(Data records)
---*---

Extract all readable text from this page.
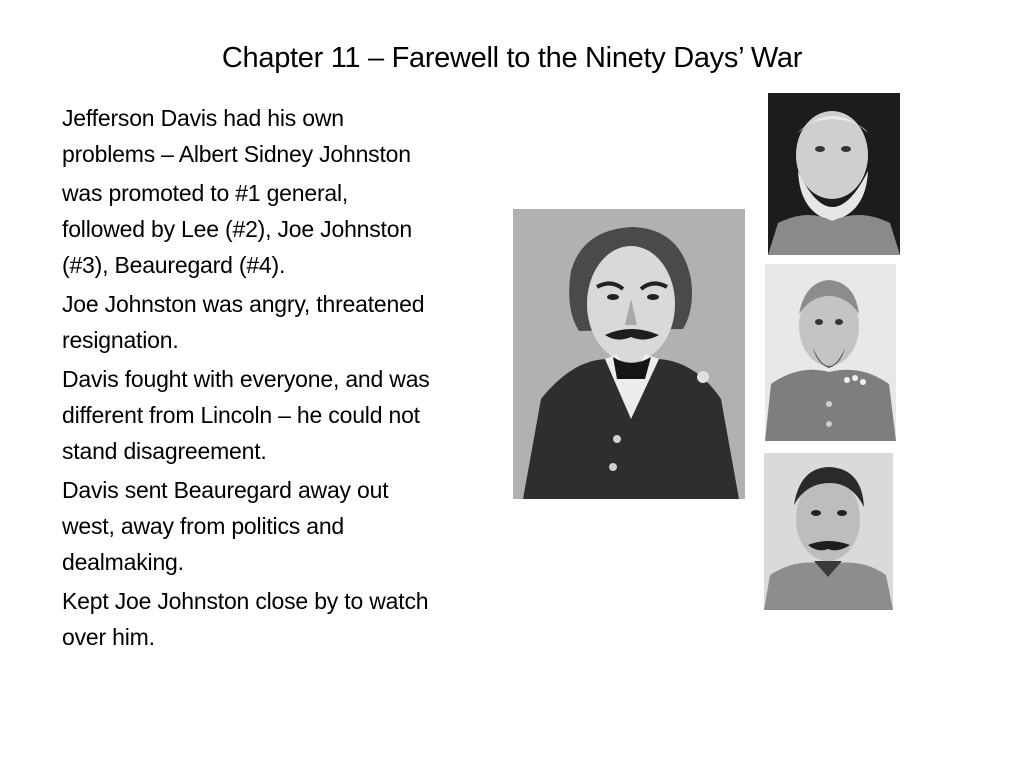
Chapter 11 – Farewell to the Ninety Days’ War

Jefferson Davis had his own
problems – Albert Sidney Johnston

was promoted to #1 general,
followed by Lee (#2), Joe Johnston
(#3), Beauregard (#4).

Joe Johnston was angry, threatened
resignation.

Davis fought with everyone, and was
different from Lincoln – he could not
stand disagreement.

Davis sent Beauregard away out
west, away from politics and
dealmaking.

Kept Joe Johnston close by to watch
over him.
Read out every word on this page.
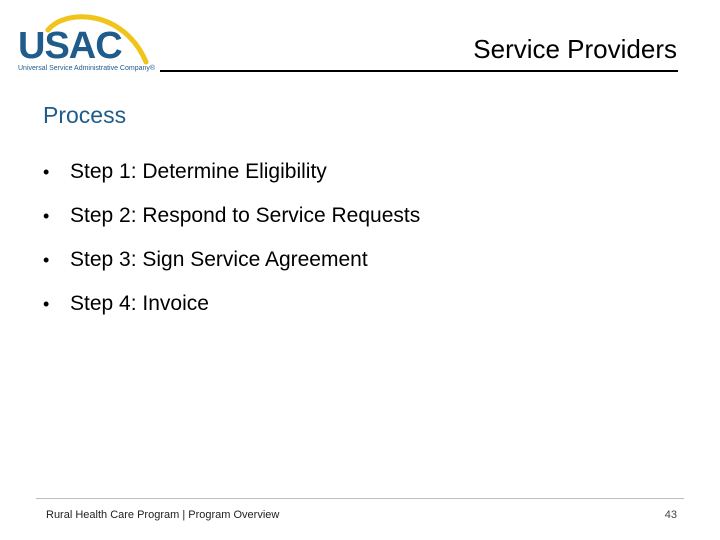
USAC
Universal Service Administrative Company®
Service Providers
Process
• Step 1: Determine Eligibility
• Step 2: Respond to Service Requests
• Step 3: Sign Service Agreement
• Step 4: Invoice
Rural Health Care Program | Program Overview	43
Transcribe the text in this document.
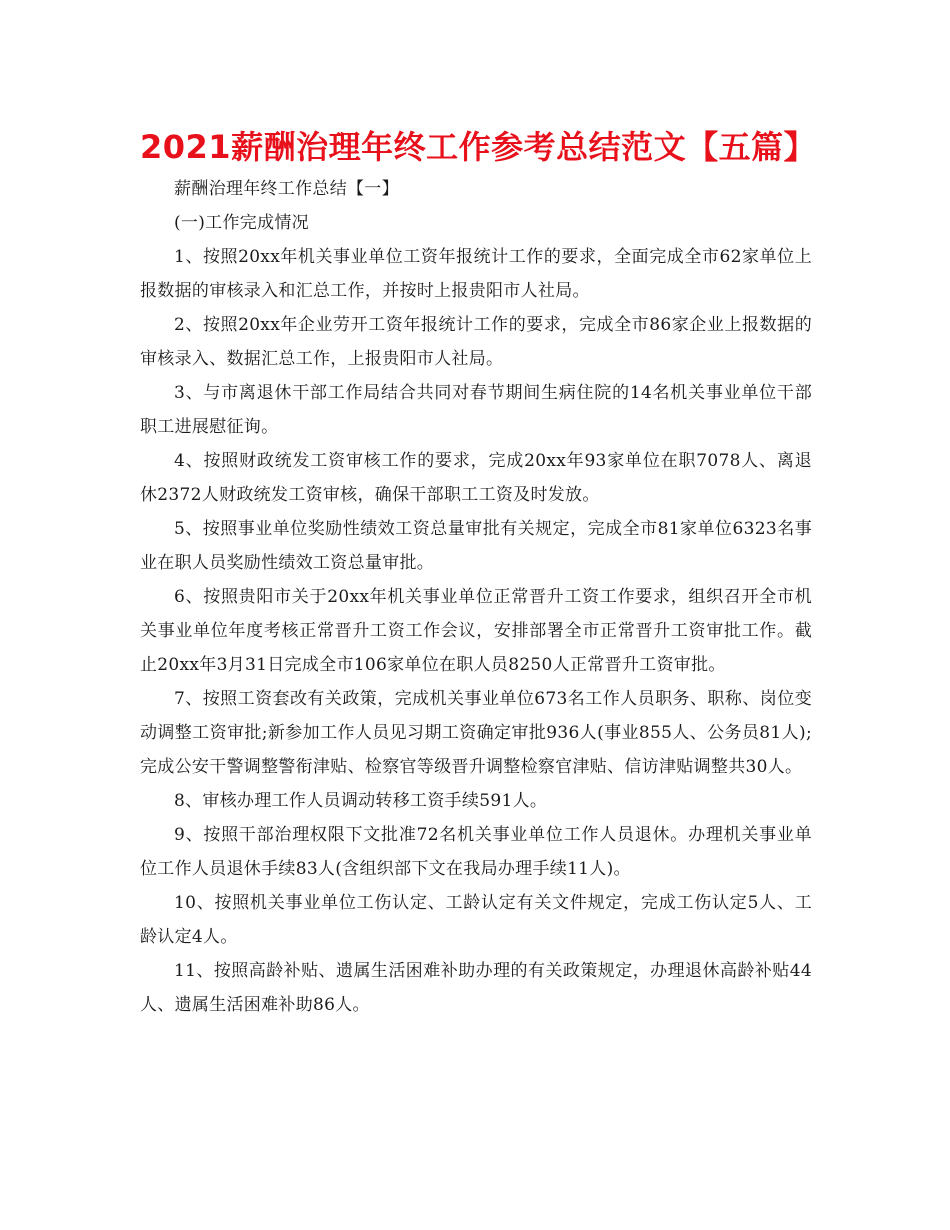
2021薪酬治理年终工作参考总结范文【五篇】

薪酬治理年终工作总结【一】

(一)工作完成情况

1、按照20xx年机关事业单位工资年报统计工作的要求，全面完成全市62家单位上报数据的审核录入和汇总工作，并按时上报贵阳市人社局。

2、按照20xx年企业劳开工资年报统计工作的要求，完成全市86家企业上报数据的审核录入、数据汇总工作，上报贵阳市人社局。

3、与市离退休干部工作局结合共同对春节期间生病住院的14名机关事业单位干部职工进展慰征询。

4、按照财政统发工资审核工作的要求，完成20xx年93家单位在职7078人、离退休2372人财政统发工资审核，确保干部职工工资及时发放。

5、按照事业单位奖励性绩效工资总量审批有关规定，完成全市81家单位6323名事业在职人员奖励性绩效工资总量审批。

6、按照贵阳市关于20xx年机关事业单位正常晋升工资工作要求，组织召开全市机关事业单位年度考核正常晋升工资工作会议，安排部署全市正常晋升工资审批工作。截止20xx年3月31日完成全市106家单位在职人员8250人正常晋升工资审批。

7、按照工资套改有关政策，完成机关事业单位673名工作人员职务、职称、岗位变动调整工资审批;新参加工作人员见习期工资确定审批936人(事业855人、公务员81人);完成公安干警调整警衔津贴、检察官等级晋升调整检察官津贴、信访津贴调整共30人。

8、审核办理工作人员调动转移工资手续591人。

9、按照干部治理权限下文批准72名机关事业单位工作人员退休。办理机关事业单位工作人员退休手续83人(含组织部下文在我局办理手续11人)。

10、按照机关事业单位工伤认定、工龄认定有关文件规定，完成工伤认定5人、工龄认定4人。

11、按照高龄补贴、遗属生活困难补助办理的有关政策规定，办理退休高龄补贴44人、遗属生活困难补助86人。
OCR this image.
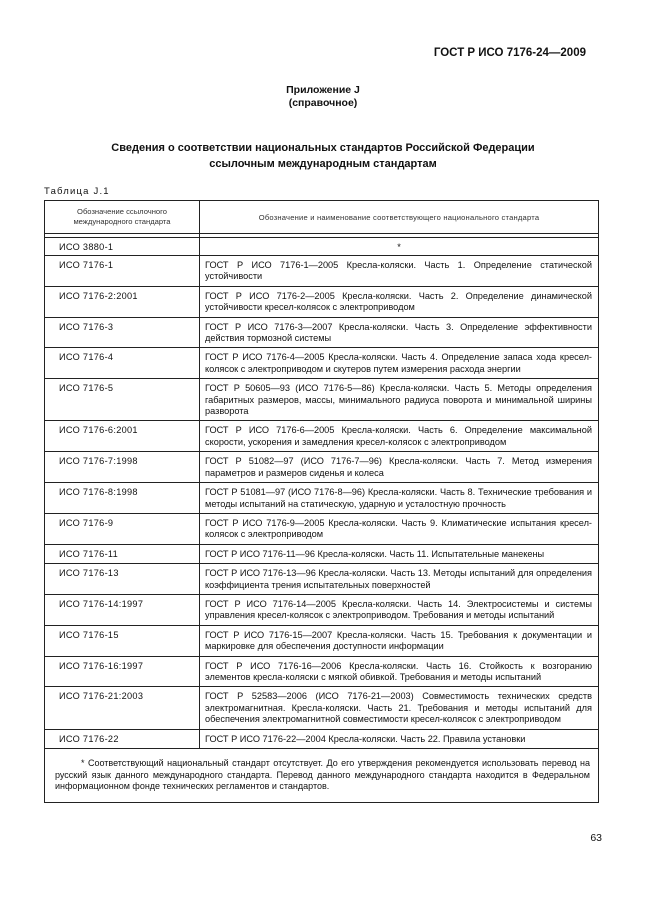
ГОСТ Р ИСО 7176-24—2009
Приложение J
(справочное)
Сведения о соответствии национальных стандартов Российской Федерации
ссылочным международным стандартам
Таблица J.1
Обозначение ссылочного
международного стандарта	Обозначение и наименование соответствующего национального стандарта

ИСО 3880-1	*
ИСО 7176-1	ГОСТ Р ИСО 7176-1—2005 Кресла-коляски. Часть 1. Определение статической устойчивости
ИСО 7176-2:2001	ГОСТ Р ИСО 7176-2—2005 Кресла-коляски. Часть 2. Определение динамической устойчивости кресел-колясок с электроприводом
ИСО 7176-3	ГОСТ Р ИСО 7176-3—2007 Кресла-коляски. Часть 3. Определение эффективности действия тормозной системы
ИСО 7176-4	ГОСТ Р ИСО 7176-4—2005 Кресла-коляски. Часть 4. Определение запаса хода кресел-колясок с электроприводом и скутеров путем измерения расхода энергии
ИСО 7176-5	ГОСТ Р 50605—93 (ИСО 7176-5—86) Кресла-коляски. Часть 5. Методы определения габаритных размеров, массы, минимального радиуса поворота и минимальной ширины разворота
ИСО 7176-6:2001	ГОСТ Р ИСО 7176-6—2005 Кресла-коляски. Часть 6. Определение максимальной скорости, ускорения и замедления кресел-колясок с электроприводом
ИСО 7176-7:1998	ГОСТ Р 51082—97 (ИСО 7176-7—96) Кресла-коляски. Часть 7. Метод измерения параметров и размеров сиденья и колеса
ИСО 7176-8:1998	ГОСТ Р 51081—97 (ИСО 7176-8—96) Кресла-коляски. Часть 8. Технические требования и методы испытаний на статическую, ударную и усталостную прочность
ИСО 7176-9	ГОСТ Р ИСО 7176-9—2005 Кресла-коляски. Часть 9. Климатические испытания кресел-колясок с электроприводом
ИСО 7176-11	ГОСТ Р ИСО 7176-11—96 Кресла-коляски. Часть 11. Испытательные манекены
ИСО 7176-13	ГОСТ Р ИСО 7176-13—96 Кресла-коляски. Часть 13. Методы испытаний для определения коэффициента трения испытательных поверхностей
ИСО 7176-14:1997	ГОСТ Р ИСО 7176-14—2005 Кресла-коляски. Часть 14. Электросистемы и системы управления кресел-колясок с электроприводом. Требования и методы испытаний
ИСО 7176-15	ГОСТ Р ИСО 7176-15—2007 Кресла-коляски. Часть 15. Требования к документации и маркировке для обеспечения доступности информации
ИСО 7176-16:1997	ГОСТ Р ИСО 7176-16—2006 Кресла-коляски. Часть 16. Стойкость к возгоранию элементов кресла-коляски с мягкой обивкой. Требования и методы испытаний
ИСО 7176-21:2003	ГОСТ Р 52583—2006 (ИСО 7176-21—2003) Совместимость технических средств электромагнитная. Кресла-коляски. Часть 21. Требования и методы испытаний для обеспечения электромагнитной совместимости кресел-колясок с электроприводом
ИСО 7176-22	ГОСТ Р ИСО 7176-22—2004 Кресла-коляски. Часть 22. Правила установки
* Соответствующий национальный стандарт отсутствует. До его утверждения рекомендуется использовать перевод на русский язык данного международного стандарта. Перевод данного международного стандарта находится в Федеральном информационном фонде технических регламентов и стандартов.	
63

---*---

**Work instructions**
Indicate how many lines of the material include the word "измерения"; the number alone is required.

**Task solution**
2